* begin Material *

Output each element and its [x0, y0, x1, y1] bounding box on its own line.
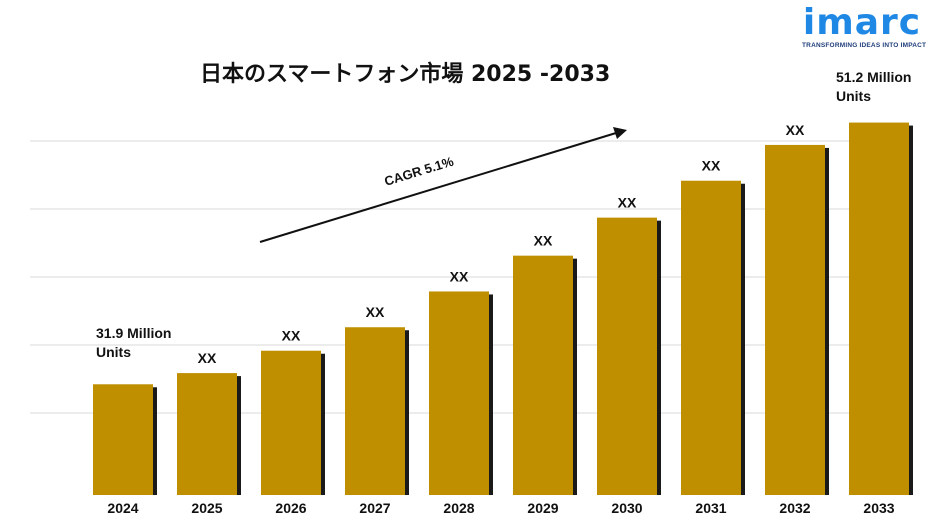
bar-2026 — [261, 350, 321, 495]
logo-wordmark: imarc — [802, 2, 922, 43]
chart-title: 日本のスマートフォン市場 2025 -2033 — [200, 62, 611, 87]
x-tick-label-2026: 2026 — [275, 500, 306, 516]
x-tick-label-2027: 2027 — [359, 500, 390, 516]
x-tick-label-2031: 2031 — [695, 500, 726, 516]
x-tick-label-2029: 2029 — [527, 500, 558, 516]
x-tick-label-2033: 2033 — [863, 500, 894, 516]
bar-2025 — [177, 373, 237, 495]
cagr-arrow-head — [613, 127, 627, 139]
end-value-line2: Units — [836, 88, 871, 104]
bar-2027 — [345, 327, 405, 495]
x-tick-label-2028: 2028 — [443, 500, 474, 516]
data-label-2029: XX — [534, 233, 553, 249]
x-tick-label-2024: 2024 — [107, 500, 138, 516]
start-value-line2: Units — [96, 344, 131, 360]
imarc-logo: imarc TRANSFORMING IDEAS INTO IMPACT — [802, 2, 927, 50]
cagr-arrow-line — [259, 132, 617, 243]
logo-tagline: TRANSFORMING IDEAS INTO IMPACT — [802, 42, 927, 49]
end-value-annotation: 51.2 Million Units — [836, 68, 911, 106]
bar-2029 — [513, 255, 573, 495]
bar-2030 — [597, 217, 657, 495]
data-label-2026: XX — [282, 328, 301, 344]
bar-2032 — [765, 144, 825, 495]
bar-2024 — [93, 384, 153, 495]
x-tick-label-2030: 2030 — [611, 500, 642, 516]
bar-2033 — [849, 122, 909, 495]
bar-2028 — [429, 291, 489, 495]
x-tick-label-2025: 2025 — [191, 500, 222, 516]
start-value-line1: 31.9 Million — [96, 325, 172, 341]
data-label-2027: XX — [366, 304, 385, 320]
x-tick-label-2032: 2032 — [779, 500, 810, 516]
cagr-label: CAGR 5.1% — [382, 153, 455, 188]
data-label-2031: XX — [702, 158, 721, 174]
start-value-annotation: 31.9 Million Units — [96, 324, 171, 362]
data-label-2025: XX — [198, 350, 217, 366]
data-label-2028: XX — [450, 268, 469, 284]
data-label-2030: XX — [618, 195, 637, 211]
data-label-2032: XX — [786, 122, 805, 138]
bar-2031 — [681, 180, 741, 495]
end-value-line1: 51.2 Million — [836, 69, 912, 85]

* end Material *

-- Work instructions --
Can you reproduce every row above verbatim and leave out the picture?

-- The output --
Output each element and its [x0, y0, x1, y1] bounding box on its own line.
bar-2026 — [261, 350, 321, 495]
logo-wordmark: imarc — [802, 2, 922, 43]
chart-title: 日本のスマートフォン市場 2025 -2033 — [200, 62, 611, 87]
x-tick-label-2026: 2026 — [275, 500, 306, 516]
x-tick-label-2027: 2027 — [359, 500, 390, 516]
x-tick-label-2031: 2031 — [695, 500, 726, 516]
x-tick-label-2029: 2029 — [527, 500, 558, 516]
x-tick-label-2033: 2033 — [863, 500, 894, 516]
bar-2025 — [177, 373, 237, 495]
cagr-arrow-head — [613, 127, 627, 139]
end-value-line2: Units — [836, 88, 871, 104]
bar-2027 — [345, 327, 405, 495]
x-tick-label-2028: 2028 — [443, 500, 474, 516]
data-label-2029: XX — [534, 233, 553, 249]
x-tick-label-2024: 2024 — [107, 500, 138, 516]
start-value-line2: Units — [96, 344, 131, 360]
imarc-logo: imarc TRANSFORMING IDEAS INTO IMPACT — [802, 2, 927, 50]
cagr-arrow-line — [259, 132, 617, 243]
logo-tagline: TRANSFORMING IDEAS INTO IMPACT — [802, 42, 927, 49]
end-value-annotation: 51.2 Million Units — [836, 68, 911, 106]
bar-2029 — [513, 255, 573, 495]
bar-2030 — [597, 217, 657, 495]
data-label-2026: XX — [282, 328, 301, 344]
bar-2032 — [765, 144, 825, 495]
bar-2024 — [93, 384, 153, 495]
x-tick-label-2030: 2030 — [611, 500, 642, 516]
bar-2033 — [849, 122, 909, 495]
bar-2028 — [429, 291, 489, 495]
x-tick-label-2025: 2025 — [191, 500, 222, 516]
start-value-line1: 31.9 Million — [96, 325, 172, 341]
data-label-2027: XX — [366, 304, 385, 320]
x-tick-label-2032: 2032 — [779, 500, 810, 516]
cagr-label: CAGR 5.1% — [382, 153, 455, 188]
data-label-2031: XX — [702, 158, 721, 174]
start-value-annotation: 31.9 Million Units — [96, 324, 171, 362]
data-label-2025: XX — [198, 350, 217, 366]
data-label-2028: XX — [450, 268, 469, 284]
data-label-2030: XX — [618, 195, 637, 211]
data-label-2032: XX — [786, 122, 805, 138]
bar-2031 — [681, 180, 741, 495]
end-value-line1: 51.2 Million — [836, 69, 912, 85]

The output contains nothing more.